- STATED GOAL -
Please rewrite the material below as a numbered list, leaving out any blank lines.

- EXERCISE INPUTS -
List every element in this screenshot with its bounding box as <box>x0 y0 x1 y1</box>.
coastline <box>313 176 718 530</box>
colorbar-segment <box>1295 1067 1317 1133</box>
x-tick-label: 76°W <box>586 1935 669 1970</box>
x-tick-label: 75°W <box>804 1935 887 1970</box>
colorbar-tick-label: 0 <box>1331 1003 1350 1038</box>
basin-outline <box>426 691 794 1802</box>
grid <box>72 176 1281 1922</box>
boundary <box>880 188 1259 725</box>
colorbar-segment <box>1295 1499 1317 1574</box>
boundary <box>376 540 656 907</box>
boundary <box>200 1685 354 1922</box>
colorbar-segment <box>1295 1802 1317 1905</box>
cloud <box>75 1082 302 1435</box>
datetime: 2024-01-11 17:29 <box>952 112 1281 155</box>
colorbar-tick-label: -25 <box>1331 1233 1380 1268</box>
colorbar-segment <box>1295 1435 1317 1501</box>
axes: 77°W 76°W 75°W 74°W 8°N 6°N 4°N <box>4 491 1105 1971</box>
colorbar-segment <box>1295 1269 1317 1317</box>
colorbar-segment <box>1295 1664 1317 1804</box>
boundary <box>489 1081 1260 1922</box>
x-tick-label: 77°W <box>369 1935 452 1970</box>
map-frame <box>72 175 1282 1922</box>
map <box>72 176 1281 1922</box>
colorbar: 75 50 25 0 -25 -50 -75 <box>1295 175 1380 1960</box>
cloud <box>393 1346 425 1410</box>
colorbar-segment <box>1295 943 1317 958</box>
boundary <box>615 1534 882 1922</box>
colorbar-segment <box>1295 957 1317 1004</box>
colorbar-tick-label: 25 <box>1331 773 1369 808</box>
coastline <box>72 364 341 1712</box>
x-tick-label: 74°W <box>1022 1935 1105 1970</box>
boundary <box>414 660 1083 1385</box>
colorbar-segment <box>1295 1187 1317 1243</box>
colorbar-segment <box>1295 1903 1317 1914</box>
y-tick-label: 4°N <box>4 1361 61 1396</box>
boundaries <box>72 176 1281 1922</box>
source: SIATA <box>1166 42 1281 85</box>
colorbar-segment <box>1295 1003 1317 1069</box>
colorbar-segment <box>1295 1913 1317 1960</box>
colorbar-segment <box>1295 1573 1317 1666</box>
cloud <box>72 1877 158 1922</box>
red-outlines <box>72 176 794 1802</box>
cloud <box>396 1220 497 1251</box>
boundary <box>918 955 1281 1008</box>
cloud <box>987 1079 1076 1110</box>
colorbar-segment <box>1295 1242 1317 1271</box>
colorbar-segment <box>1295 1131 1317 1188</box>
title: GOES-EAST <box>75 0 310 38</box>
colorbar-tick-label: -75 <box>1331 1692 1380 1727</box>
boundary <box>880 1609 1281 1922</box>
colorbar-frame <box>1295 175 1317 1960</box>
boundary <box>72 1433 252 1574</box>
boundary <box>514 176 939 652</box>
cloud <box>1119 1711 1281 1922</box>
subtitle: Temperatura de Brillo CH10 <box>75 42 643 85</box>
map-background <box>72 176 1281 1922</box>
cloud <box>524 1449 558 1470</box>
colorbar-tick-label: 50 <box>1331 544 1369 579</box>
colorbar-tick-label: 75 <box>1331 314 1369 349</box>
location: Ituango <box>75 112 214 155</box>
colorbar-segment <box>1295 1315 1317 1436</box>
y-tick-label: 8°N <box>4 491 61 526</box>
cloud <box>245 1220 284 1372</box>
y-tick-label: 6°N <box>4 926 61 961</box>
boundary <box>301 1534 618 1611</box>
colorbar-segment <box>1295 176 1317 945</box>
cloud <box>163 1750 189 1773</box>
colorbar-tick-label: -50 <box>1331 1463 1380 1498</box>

- SOLUTION FOR THIS TASK -
1. List every element in this screenshot with its bounding box as <box>x0 y0 x1 y1</box>.
2. coastline <box>313 176 718 530</box>
3. colorbar-segment <box>1295 1067 1317 1133</box>
4. x-tick-label: 76°W <box>586 1935 669 1970</box>
5. x-tick-label: 75°W <box>804 1935 887 1970</box>
6. colorbar-tick-label: 0 <box>1331 1003 1350 1038</box>
7. basin-outline <box>426 691 794 1802</box>
8. grid <box>72 176 1281 1922</box>
9. boundary <box>880 188 1259 725</box>
10. colorbar-segment <box>1295 1499 1317 1574</box>
11. boundary <box>376 540 656 907</box>
12. boundary <box>200 1685 354 1922</box>
13. colorbar-segment <box>1295 1802 1317 1905</box>
14. cloud <box>75 1082 302 1435</box>
15. datetime: 2024-01-11 17:29 <box>952 112 1281 155</box>
16. colorbar-tick-label: -25 <box>1331 1233 1380 1268</box>
17. colorbar-segment <box>1295 1435 1317 1501</box>
18. axes: 77°W 76°W 75°W 74°W 8°N 6°N 4°N <box>4 491 1105 1971</box>
19. colorbar-segment <box>1295 1269 1317 1317</box>
20. colorbar-segment <box>1295 1664 1317 1804</box>
21. boundary <box>489 1081 1260 1922</box>
22. x-tick-label: 77°W <box>369 1935 452 1970</box>
23. map-frame <box>72 175 1282 1922</box>
24. map <box>72 176 1281 1922</box>
25. colorbar: 75 50 25 0 -25 -50 -75 <box>1295 175 1380 1960</box>
26. cloud <box>393 1346 425 1410</box>
27. colorbar-segment <box>1295 943 1317 958</box>
28. boundary <box>615 1534 882 1922</box>
29. colorbar-segment <box>1295 957 1317 1004</box>
30. colorbar-tick-label: 25 <box>1331 773 1369 808</box>
31. coastline <box>72 364 341 1712</box>
32. x-tick-label: 74°W <box>1022 1935 1105 1970</box>
33. boundary <box>414 660 1083 1385</box>
34. colorbar-segment <box>1295 1187 1317 1243</box>
35. colorbar-segment <box>1295 1903 1317 1914</box>
36. y-tick-label: 4°N <box>4 1361 61 1396</box>
37. boundaries <box>72 176 1281 1922</box>
38. source: SIATA <box>1166 42 1281 85</box>
39. colorbar-segment <box>1295 1003 1317 1069</box>
40. colorbar-segment <box>1295 1913 1317 1960</box>
41. colorbar-segment <box>1295 1573 1317 1666</box>
42. cloud <box>72 1877 158 1922</box>
43. red-outlines <box>72 176 794 1802</box>
44. cloud <box>396 1220 497 1251</box>
45. boundary <box>918 955 1281 1008</box>
46. cloud <box>987 1079 1076 1110</box>
47. colorbar-segment <box>1295 1242 1317 1271</box>
48. colorbar-segment <box>1295 1131 1317 1188</box>
49. title: GOES-EAST <box>75 0 310 38</box>
50. colorbar-tick-label: -75 <box>1331 1692 1380 1727</box>
51. boundary <box>880 1609 1281 1922</box>
52. colorbar-frame <box>1295 175 1317 1960</box>
53. boundary <box>72 1433 252 1574</box>
54. boundary <box>514 176 939 652</box>
55. cloud <box>1119 1711 1281 1922</box>
56. subtitle: Temperatura de Brillo CH10 <box>75 42 643 85</box>
57. map-background <box>72 176 1281 1922</box>
58. cloud <box>524 1449 558 1470</box>
59. colorbar-tick-label: 50 <box>1331 544 1369 579</box>
60. colorbar-tick-label: 75 <box>1331 314 1369 349</box>
61. location: Ituango <box>75 112 214 155</box>
62. colorbar-segment <box>1295 1315 1317 1436</box>
63. y-tick-label: 8°N <box>4 491 61 526</box>
64. cloud <box>245 1220 284 1372</box>
65. y-tick-label: 6°N <box>4 926 61 961</box>
66. boundary <box>301 1534 618 1611</box>
67. colorbar-segment <box>1295 176 1317 945</box>
68. cloud <box>163 1750 189 1773</box>
69. colorbar-tick-label: -50 <box>1331 1463 1380 1498</box>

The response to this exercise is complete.